#### GOAL:
Wherever the word "paper" turns up in a line of the entries, copy that line.

Figure dataset records
· · · ·
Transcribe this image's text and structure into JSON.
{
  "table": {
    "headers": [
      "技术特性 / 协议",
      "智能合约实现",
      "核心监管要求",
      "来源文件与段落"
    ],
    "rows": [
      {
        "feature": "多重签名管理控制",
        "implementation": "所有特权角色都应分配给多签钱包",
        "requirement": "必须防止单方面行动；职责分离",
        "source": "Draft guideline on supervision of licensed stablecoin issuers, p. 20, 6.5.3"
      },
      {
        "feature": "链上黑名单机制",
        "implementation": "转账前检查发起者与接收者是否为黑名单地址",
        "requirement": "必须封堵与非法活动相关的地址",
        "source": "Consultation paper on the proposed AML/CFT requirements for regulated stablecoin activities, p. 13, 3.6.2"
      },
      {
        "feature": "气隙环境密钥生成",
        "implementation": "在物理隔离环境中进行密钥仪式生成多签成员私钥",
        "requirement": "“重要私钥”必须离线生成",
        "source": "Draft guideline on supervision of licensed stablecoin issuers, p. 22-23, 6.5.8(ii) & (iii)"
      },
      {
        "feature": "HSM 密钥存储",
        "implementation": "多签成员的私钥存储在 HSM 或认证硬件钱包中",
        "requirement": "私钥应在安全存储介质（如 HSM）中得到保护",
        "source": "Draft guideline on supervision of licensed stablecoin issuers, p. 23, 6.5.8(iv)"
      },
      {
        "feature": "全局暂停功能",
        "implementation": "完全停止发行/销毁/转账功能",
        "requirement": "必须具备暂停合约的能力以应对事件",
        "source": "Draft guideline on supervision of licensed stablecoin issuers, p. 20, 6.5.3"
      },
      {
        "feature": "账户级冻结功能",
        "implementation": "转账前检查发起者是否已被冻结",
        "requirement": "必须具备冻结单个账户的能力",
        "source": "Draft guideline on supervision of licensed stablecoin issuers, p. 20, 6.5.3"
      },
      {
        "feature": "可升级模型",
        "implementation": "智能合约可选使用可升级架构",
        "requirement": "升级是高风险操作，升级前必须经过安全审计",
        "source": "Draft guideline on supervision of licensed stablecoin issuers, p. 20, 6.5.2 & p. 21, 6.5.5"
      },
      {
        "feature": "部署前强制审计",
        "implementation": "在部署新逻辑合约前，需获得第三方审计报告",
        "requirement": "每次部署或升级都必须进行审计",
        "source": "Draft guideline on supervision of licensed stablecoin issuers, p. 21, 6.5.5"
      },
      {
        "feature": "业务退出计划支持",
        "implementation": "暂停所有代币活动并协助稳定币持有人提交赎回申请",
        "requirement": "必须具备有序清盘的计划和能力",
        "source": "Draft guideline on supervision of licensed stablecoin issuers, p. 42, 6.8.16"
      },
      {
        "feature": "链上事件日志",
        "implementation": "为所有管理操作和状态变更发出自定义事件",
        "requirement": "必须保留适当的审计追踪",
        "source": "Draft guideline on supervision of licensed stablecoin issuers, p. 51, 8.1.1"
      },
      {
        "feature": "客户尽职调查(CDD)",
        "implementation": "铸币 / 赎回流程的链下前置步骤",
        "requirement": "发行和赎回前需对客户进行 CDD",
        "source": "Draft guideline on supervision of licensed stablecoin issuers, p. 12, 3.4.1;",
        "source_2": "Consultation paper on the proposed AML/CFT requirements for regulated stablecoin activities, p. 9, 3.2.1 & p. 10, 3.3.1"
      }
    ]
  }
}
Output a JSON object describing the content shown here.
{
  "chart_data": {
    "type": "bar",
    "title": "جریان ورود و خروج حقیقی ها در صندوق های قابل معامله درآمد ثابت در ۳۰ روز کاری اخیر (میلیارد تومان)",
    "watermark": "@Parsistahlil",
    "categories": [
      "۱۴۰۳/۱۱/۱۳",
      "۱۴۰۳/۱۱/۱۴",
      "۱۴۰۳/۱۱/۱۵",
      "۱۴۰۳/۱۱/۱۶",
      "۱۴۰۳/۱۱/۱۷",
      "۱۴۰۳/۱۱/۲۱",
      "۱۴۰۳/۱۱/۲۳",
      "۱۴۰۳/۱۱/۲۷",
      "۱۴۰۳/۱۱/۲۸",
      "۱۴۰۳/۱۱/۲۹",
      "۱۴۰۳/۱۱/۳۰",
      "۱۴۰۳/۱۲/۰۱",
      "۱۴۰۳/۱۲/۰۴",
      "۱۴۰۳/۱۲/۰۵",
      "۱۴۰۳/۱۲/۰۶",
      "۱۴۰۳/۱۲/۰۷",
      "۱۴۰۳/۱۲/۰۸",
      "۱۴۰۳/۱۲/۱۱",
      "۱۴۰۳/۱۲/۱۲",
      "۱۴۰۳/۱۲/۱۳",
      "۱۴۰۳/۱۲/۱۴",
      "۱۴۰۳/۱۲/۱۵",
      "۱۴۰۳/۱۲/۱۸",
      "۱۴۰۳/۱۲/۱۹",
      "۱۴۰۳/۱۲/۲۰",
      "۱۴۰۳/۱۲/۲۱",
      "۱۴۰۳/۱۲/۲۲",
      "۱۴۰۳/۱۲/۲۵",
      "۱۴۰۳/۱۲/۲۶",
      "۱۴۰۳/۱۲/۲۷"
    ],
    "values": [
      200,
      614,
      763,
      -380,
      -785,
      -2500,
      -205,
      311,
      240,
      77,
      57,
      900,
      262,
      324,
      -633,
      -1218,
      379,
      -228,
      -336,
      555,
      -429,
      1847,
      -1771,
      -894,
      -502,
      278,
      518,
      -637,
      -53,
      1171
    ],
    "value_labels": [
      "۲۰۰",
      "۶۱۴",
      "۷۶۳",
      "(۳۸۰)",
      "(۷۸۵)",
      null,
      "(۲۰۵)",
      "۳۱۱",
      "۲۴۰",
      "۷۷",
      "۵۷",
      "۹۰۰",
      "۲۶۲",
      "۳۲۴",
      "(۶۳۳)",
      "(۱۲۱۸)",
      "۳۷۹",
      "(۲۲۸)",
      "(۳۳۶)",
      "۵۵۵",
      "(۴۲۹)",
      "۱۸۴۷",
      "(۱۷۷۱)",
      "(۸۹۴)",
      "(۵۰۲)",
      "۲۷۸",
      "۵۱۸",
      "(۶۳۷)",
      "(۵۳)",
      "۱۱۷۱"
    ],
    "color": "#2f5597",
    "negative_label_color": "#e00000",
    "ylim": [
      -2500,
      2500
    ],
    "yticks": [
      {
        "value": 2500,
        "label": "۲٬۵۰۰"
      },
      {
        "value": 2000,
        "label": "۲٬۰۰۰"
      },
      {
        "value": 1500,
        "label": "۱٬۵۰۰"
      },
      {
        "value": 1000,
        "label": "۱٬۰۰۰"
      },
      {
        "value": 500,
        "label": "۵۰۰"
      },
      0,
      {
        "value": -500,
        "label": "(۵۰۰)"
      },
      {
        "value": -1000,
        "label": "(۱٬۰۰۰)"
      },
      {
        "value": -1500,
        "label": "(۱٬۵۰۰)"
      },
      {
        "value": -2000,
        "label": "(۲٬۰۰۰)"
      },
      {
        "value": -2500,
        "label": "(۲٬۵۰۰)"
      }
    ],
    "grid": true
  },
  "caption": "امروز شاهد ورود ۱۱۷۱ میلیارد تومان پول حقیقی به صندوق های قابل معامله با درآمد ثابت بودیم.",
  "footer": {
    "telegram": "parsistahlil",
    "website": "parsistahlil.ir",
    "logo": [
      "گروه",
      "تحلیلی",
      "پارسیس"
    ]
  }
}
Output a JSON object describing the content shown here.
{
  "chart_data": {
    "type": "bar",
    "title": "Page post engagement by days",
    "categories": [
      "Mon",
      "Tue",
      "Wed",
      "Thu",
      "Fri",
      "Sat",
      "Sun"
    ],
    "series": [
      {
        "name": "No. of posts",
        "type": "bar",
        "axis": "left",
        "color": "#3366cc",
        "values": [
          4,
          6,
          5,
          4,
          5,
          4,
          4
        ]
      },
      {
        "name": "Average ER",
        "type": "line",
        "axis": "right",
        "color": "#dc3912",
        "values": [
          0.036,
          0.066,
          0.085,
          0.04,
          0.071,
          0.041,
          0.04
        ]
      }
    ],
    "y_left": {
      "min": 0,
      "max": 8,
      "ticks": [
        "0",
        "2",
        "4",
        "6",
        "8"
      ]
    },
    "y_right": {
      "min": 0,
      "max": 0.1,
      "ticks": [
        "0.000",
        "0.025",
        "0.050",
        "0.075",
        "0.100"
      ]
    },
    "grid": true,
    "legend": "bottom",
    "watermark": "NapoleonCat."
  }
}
· · · ·
#### PROBLEM SOLUTION:
        "source": "Consultation paper on the proposed AML/CFT requirements for regulated stablecoin activities, p. 13, 3.6.2"
        "source_2": "Consultation paper on the proposed AML/CFT requirements for regulated stablecoin activities, p. 9, 3.2.1 & p. 10, 3.3.1"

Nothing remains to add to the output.